**Aim of the task**
Every entry below should be printed exactly, without its images.

**Given data**
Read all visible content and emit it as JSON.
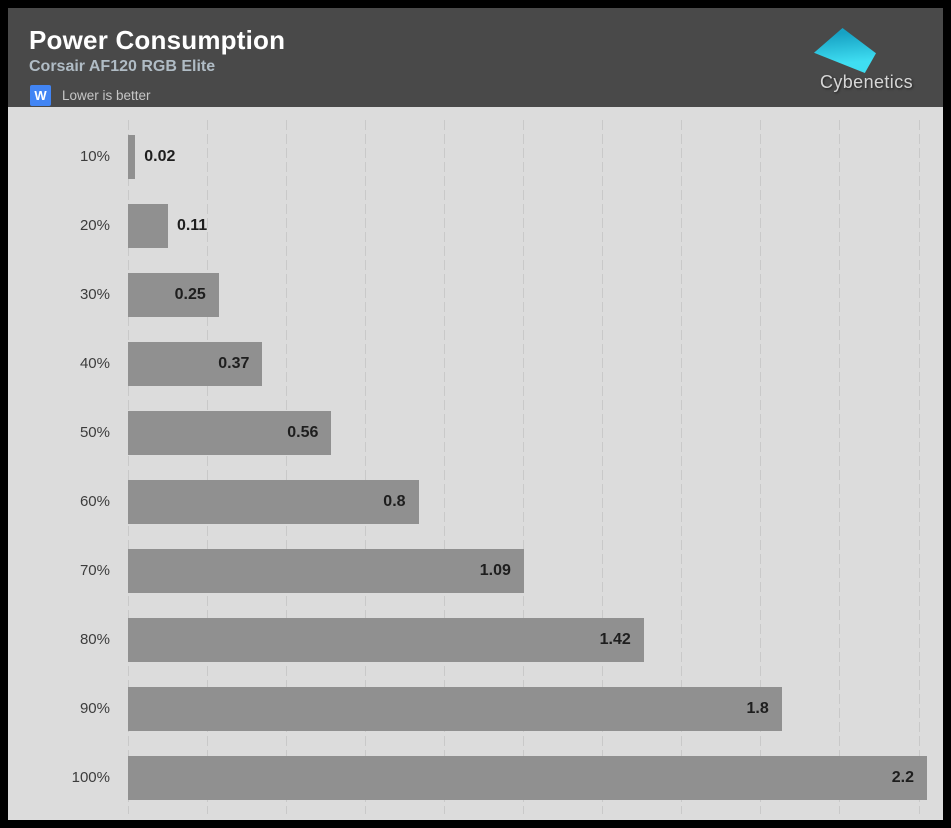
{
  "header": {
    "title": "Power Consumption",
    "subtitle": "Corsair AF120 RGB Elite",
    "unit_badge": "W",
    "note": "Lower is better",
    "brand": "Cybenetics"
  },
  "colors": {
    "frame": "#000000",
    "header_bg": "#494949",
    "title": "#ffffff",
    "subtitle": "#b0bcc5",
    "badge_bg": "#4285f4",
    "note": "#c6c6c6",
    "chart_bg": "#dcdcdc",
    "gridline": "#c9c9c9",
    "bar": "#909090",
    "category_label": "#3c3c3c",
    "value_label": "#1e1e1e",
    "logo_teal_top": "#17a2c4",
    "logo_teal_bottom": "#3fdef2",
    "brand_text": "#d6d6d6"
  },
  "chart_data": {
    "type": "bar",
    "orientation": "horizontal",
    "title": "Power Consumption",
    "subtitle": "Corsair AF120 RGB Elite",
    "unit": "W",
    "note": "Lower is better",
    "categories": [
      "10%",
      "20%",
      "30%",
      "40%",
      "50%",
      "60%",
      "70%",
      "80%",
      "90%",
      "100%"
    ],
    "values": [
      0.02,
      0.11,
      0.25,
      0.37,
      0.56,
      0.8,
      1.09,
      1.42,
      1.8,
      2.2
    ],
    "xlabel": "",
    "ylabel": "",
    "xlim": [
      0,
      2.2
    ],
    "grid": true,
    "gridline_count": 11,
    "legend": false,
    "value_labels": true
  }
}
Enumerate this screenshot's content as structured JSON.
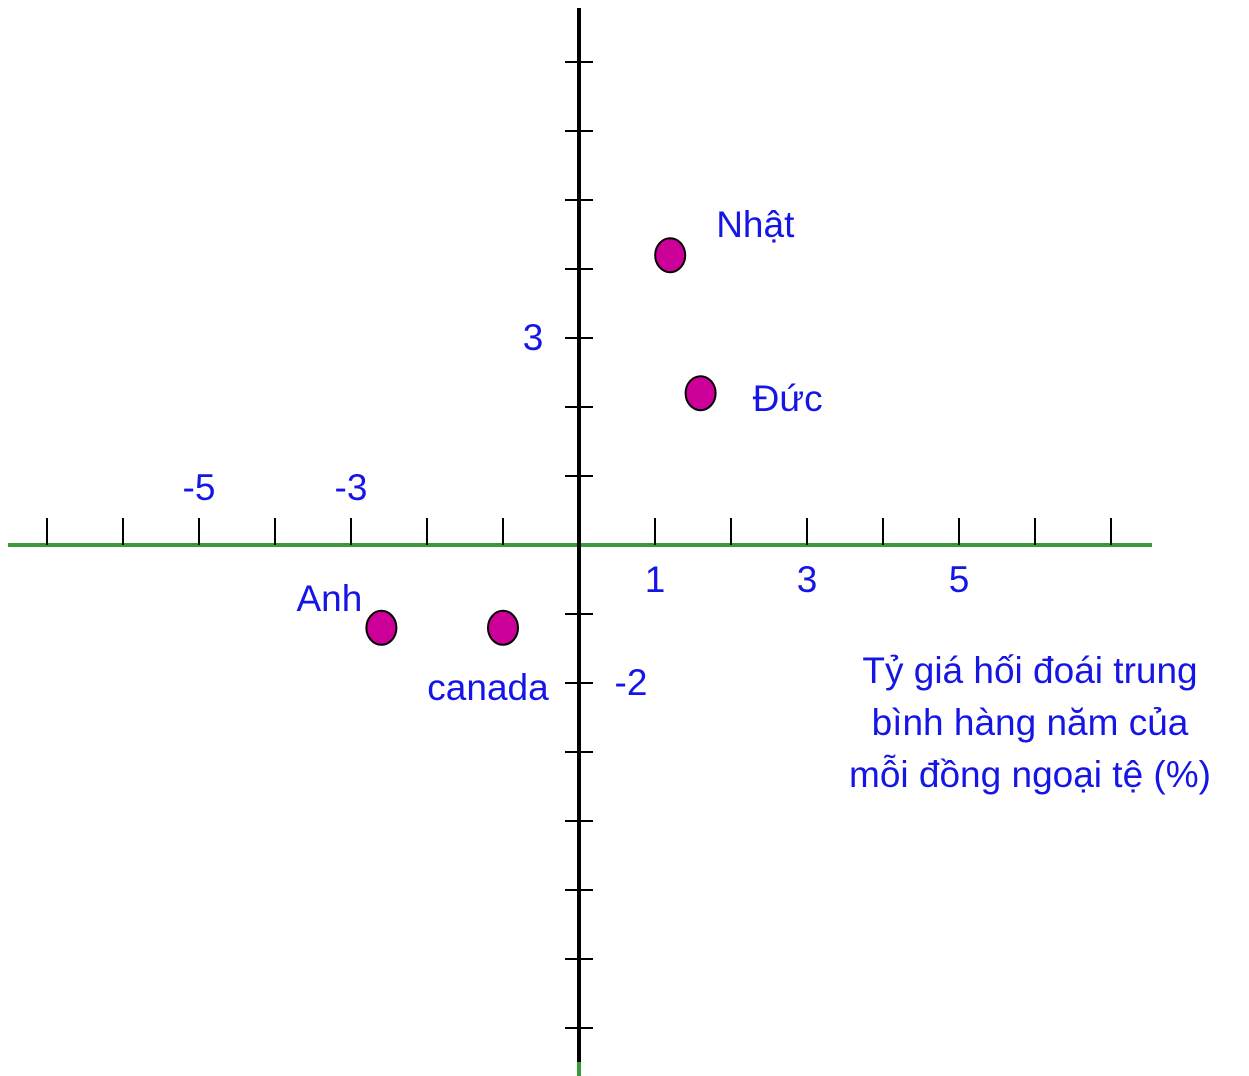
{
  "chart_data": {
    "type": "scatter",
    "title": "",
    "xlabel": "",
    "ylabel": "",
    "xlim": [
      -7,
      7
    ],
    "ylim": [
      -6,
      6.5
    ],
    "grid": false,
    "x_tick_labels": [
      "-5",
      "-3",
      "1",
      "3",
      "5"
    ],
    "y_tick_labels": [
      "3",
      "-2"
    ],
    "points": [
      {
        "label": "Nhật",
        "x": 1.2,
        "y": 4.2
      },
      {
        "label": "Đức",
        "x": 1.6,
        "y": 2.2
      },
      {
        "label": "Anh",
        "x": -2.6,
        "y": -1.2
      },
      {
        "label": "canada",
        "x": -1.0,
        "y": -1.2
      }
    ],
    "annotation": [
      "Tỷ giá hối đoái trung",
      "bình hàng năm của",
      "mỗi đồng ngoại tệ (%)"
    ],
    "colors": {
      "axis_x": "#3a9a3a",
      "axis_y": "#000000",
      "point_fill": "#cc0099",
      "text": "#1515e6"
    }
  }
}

**Output of the exercise**
Read all visible content and emit it as JSON.
{
  "header": {
    "title": "Power Consumption",
    "subtitle": "Corsair AF120 RGB Elite",
    "unit_badge": "W",
    "note": "Lower is better",
    "brand": "Cybenetics"
  },
  "colors": {
    "frame": "#000000",
    "header_bg": "#494949",
    "title": "#ffffff",
    "subtitle": "#b0bcc5",
    "badge_bg": "#4285f4",
    "note": "#c6c6c6",
    "chart_bg": "#dcdcdc",
    "gridline": "#c9c9c9",
    "bar": "#909090",
    "category_label": "#3c3c3c",
    "value_label": "#1e1e1e",
    "logo_teal_top": "#17a2c4",
    "logo_teal_bottom": "#3fdef2",
    "brand_text": "#d6d6d6"
  },
  "chart_data": {
    "type": "bar",
    "orientation": "horizontal",
    "title": "Power Consumption",
    "subtitle": "Corsair AF120 RGB Elite",
    "unit": "W",
    "note": "Lower is better",
    "categories": [
      "10%",
      "20%",
      "30%",
      "40%",
      "50%",
      "60%",
      "70%",
      "80%",
      "90%",
      "100%"
    ],
    "values": [
      0.02,
      0.11,
      0.25,
      0.37,
      0.56,
      0.8,
      1.09,
      1.42,
      1.8,
      2.2
    ],
    "xlabel": "",
    "ylabel": "",
    "xlim": [
      0,
      2.2
    ],
    "grid": true,
    "gridline_count": 11,
    "legend": false,
    "value_labels": true
  }
}
Enumerate this screenshot's content as structured JSON.
{
  "chart_data": {
    "type": "scatter",
    "title": "",
    "xlabel": "",
    "ylabel": "",
    "xlim": [
      -7,
      7
    ],
    "ylim": [
      -6,
      6.5
    ],
    "grid": false,
    "x_tick_labels": [
      "-5",
      "-3",
      "1",
      "3",
      "5"
    ],
    "y_tick_labels": [
      "3",
      "-2"
    ],
    "points": [
      {
        "label": "Nhật",
        "x": 1.2,
        "y": 4.2
      },
      {
        "label": "Đức",
        "x": 1.6,
        "y": 2.2
      },
      {
        "label": "Anh",
        "x": -2.6,
        "y": -1.2
      },
      {
        "label": "canada",
        "x": -1.0,
        "y": -1.2
      }
    ],
    "annotation": [
      "Tỷ giá hối đoái trung",
      "bình hàng năm của",
      "mỗi đồng ngoại tệ (%)"
    ],
    "colors": {
      "axis_x": "#3a9a3a",
      "axis_y": "#000000",
      "point_fill": "#cc0099",
      "text": "#1515e6"
    }
  }
}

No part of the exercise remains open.